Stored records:
------------------------------------------------------------------------
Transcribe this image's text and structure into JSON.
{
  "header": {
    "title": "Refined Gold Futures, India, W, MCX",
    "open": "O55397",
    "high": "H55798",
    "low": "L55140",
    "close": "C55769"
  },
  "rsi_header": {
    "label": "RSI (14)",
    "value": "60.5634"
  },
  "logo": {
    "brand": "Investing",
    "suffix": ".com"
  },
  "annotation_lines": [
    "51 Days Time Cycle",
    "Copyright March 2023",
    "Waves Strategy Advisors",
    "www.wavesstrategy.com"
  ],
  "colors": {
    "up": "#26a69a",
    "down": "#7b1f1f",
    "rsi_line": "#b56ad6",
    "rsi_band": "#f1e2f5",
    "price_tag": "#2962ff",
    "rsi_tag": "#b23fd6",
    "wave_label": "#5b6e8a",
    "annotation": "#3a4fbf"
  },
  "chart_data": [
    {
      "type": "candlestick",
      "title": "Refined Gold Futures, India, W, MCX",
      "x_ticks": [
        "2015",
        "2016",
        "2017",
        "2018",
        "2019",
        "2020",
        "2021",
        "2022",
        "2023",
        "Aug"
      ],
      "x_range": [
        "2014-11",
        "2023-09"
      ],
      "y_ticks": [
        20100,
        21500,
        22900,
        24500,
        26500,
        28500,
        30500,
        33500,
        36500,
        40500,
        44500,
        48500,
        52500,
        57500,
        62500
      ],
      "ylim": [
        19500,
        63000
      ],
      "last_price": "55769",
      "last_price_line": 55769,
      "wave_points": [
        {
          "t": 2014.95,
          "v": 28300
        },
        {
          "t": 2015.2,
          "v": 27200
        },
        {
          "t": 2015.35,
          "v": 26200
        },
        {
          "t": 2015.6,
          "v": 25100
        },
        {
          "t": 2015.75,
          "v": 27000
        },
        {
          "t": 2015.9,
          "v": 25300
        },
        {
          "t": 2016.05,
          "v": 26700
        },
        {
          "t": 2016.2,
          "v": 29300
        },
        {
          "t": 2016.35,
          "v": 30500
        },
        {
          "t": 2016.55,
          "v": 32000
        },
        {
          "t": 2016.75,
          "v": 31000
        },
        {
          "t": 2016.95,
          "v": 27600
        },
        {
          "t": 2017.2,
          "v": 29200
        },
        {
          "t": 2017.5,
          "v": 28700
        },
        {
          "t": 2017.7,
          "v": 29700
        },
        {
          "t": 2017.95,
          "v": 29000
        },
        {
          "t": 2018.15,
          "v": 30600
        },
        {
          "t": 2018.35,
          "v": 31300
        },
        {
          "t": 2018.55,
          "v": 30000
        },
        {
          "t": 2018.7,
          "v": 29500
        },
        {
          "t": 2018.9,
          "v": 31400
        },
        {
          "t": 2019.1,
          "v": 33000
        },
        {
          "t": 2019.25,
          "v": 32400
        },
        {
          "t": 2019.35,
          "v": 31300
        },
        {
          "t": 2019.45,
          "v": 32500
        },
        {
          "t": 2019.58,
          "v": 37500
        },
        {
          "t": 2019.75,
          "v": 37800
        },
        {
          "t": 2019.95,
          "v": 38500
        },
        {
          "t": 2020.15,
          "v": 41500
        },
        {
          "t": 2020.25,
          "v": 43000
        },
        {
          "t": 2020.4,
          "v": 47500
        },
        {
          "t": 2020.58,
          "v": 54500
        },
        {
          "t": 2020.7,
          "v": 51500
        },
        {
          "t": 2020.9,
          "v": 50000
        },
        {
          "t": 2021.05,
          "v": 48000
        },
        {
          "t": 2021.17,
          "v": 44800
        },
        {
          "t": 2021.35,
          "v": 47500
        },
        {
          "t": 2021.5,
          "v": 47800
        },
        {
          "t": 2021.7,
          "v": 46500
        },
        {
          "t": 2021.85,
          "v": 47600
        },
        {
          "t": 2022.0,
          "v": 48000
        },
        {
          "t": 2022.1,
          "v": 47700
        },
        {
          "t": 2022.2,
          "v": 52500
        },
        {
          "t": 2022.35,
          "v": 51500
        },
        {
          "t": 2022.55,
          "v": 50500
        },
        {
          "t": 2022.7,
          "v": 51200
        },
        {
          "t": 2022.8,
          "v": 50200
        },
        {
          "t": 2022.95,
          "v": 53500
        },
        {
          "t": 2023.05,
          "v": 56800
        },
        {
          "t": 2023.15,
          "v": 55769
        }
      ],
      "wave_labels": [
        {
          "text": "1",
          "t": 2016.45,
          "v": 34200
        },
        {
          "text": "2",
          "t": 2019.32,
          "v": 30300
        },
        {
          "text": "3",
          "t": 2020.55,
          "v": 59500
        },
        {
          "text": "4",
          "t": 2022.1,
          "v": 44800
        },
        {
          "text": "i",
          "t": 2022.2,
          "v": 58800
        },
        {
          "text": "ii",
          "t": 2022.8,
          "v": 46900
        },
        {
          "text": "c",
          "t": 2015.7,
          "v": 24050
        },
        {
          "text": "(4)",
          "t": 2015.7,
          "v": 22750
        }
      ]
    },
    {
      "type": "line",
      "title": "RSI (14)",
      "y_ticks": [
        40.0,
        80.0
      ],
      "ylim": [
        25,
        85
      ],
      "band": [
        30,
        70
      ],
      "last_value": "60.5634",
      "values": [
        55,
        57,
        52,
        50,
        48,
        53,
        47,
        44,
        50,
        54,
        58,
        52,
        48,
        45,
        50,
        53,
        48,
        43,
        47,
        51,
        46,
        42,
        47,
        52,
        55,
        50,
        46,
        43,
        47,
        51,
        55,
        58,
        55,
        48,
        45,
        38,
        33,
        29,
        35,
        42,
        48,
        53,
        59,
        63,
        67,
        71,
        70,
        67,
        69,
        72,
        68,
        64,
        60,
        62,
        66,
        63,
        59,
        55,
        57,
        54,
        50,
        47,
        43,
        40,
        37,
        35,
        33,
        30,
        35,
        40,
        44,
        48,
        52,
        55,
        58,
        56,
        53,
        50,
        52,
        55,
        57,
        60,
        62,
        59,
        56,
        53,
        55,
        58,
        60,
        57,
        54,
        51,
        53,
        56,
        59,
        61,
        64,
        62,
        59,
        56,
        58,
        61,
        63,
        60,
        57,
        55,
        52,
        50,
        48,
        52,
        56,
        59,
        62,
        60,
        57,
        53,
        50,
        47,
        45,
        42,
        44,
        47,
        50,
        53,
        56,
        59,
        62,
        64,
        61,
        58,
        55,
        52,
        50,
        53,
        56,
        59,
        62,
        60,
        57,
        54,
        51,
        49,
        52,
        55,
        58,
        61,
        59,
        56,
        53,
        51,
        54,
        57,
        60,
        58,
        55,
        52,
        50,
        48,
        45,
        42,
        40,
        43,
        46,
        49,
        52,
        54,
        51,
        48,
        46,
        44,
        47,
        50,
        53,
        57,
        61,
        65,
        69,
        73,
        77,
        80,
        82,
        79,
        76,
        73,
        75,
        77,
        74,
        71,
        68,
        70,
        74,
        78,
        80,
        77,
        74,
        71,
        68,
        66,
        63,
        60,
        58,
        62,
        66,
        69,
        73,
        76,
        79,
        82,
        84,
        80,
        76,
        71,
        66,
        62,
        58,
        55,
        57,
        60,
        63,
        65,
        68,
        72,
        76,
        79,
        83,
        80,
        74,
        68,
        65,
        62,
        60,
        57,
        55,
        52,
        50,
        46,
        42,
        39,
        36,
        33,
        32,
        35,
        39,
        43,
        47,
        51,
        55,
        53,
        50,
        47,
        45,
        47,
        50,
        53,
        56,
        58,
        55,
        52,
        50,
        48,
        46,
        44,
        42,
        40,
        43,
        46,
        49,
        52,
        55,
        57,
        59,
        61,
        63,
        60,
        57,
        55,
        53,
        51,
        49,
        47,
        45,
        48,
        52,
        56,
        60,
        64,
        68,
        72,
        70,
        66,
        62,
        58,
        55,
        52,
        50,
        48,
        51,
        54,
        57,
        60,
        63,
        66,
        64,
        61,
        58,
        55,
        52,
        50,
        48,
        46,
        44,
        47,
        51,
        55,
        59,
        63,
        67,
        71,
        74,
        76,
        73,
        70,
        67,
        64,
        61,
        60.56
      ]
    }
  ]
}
------------------------------------------------------------------------
• Work to be completed:
Using the listing above, gather each line that holds the string "Futures" and copy it.

• Solution for this problem:
    "title": "Refined Gold Futures, India, W, MCX",
      "title": "Refined Gold Futures, India, W, MCX",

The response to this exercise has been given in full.